(Data extracted from a collection)
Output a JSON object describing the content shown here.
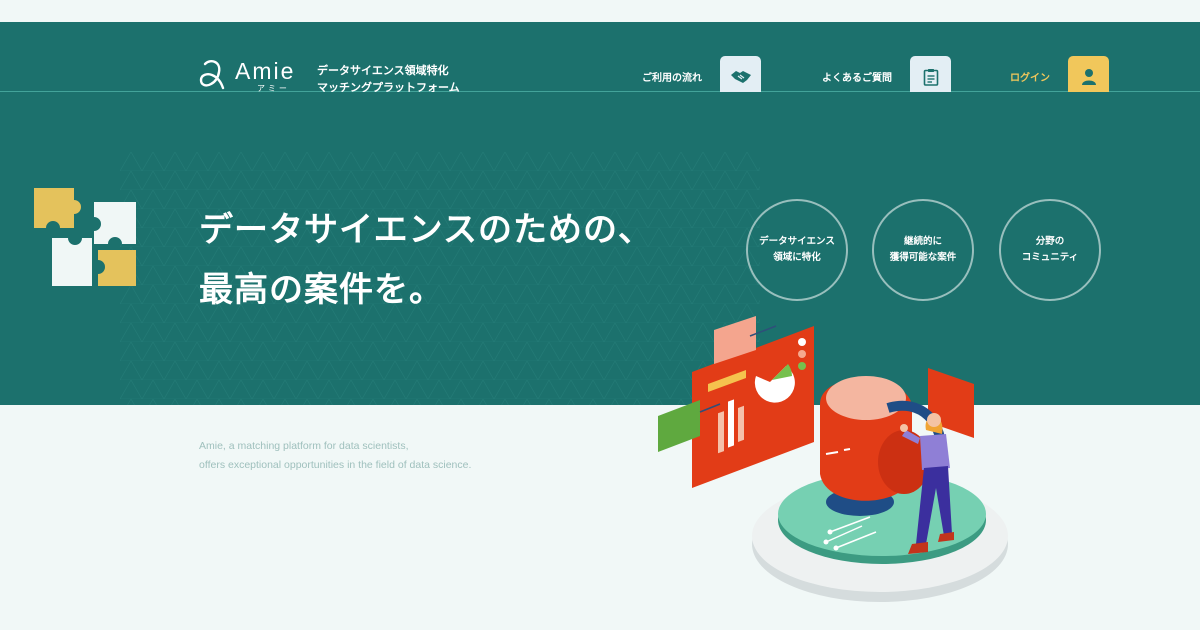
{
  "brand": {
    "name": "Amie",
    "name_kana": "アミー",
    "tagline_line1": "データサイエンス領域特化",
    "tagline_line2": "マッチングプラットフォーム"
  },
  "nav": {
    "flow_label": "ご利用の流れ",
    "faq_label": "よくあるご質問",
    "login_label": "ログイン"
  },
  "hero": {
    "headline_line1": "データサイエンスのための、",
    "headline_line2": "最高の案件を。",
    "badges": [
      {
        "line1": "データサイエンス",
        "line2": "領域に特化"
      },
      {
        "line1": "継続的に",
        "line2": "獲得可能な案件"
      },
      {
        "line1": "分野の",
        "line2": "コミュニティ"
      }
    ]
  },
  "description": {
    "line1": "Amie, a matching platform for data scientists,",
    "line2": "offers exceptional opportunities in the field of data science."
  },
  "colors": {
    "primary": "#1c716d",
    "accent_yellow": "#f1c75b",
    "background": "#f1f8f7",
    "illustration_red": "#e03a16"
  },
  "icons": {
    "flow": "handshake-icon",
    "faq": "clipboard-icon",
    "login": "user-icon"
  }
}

### Short problem
Repeat each entry exactly. Pictures do not belong in the copy.

### Problem solution
Output a JSON object describing the content shown here.
{
  "brand": {
    "name": "Amie",
    "name_kana": "アミー",
    "tagline_line1": "データサイエンス領域特化",
    "tagline_line2": "マッチングプラットフォーム"
  },
  "nav": {
    "flow_label": "ご利用の流れ",
    "faq_label": "よくあるご質問",
    "login_label": "ログイン"
  },
  "hero": {
    "headline_line1": "データサイエンスのための、",
    "headline_line2": "最高の案件を。",
    "badges": [
      {
        "line1": "データサイエンス",
        "line2": "領域に特化"
      },
      {
        "line1": "継続的に",
        "line2": "獲得可能な案件"
      },
      {
        "line1": "分野の",
        "line2": "コミュニティ"
      }
    ]
  },
  "description": {
    "line1": "Amie, a matching platform for data scientists,",
    "line2": "offers exceptional opportunities in the field of data science."
  },
  "colors": {
    "primary": "#1c716d",
    "accent_yellow": "#f1c75b",
    "background": "#f1f8f7",
    "illustration_red": "#e03a16"
  },
  "icons": {
    "flow": "handshake-icon",
    "faq": "clipboard-icon",
    "login": "user-icon"
  }
}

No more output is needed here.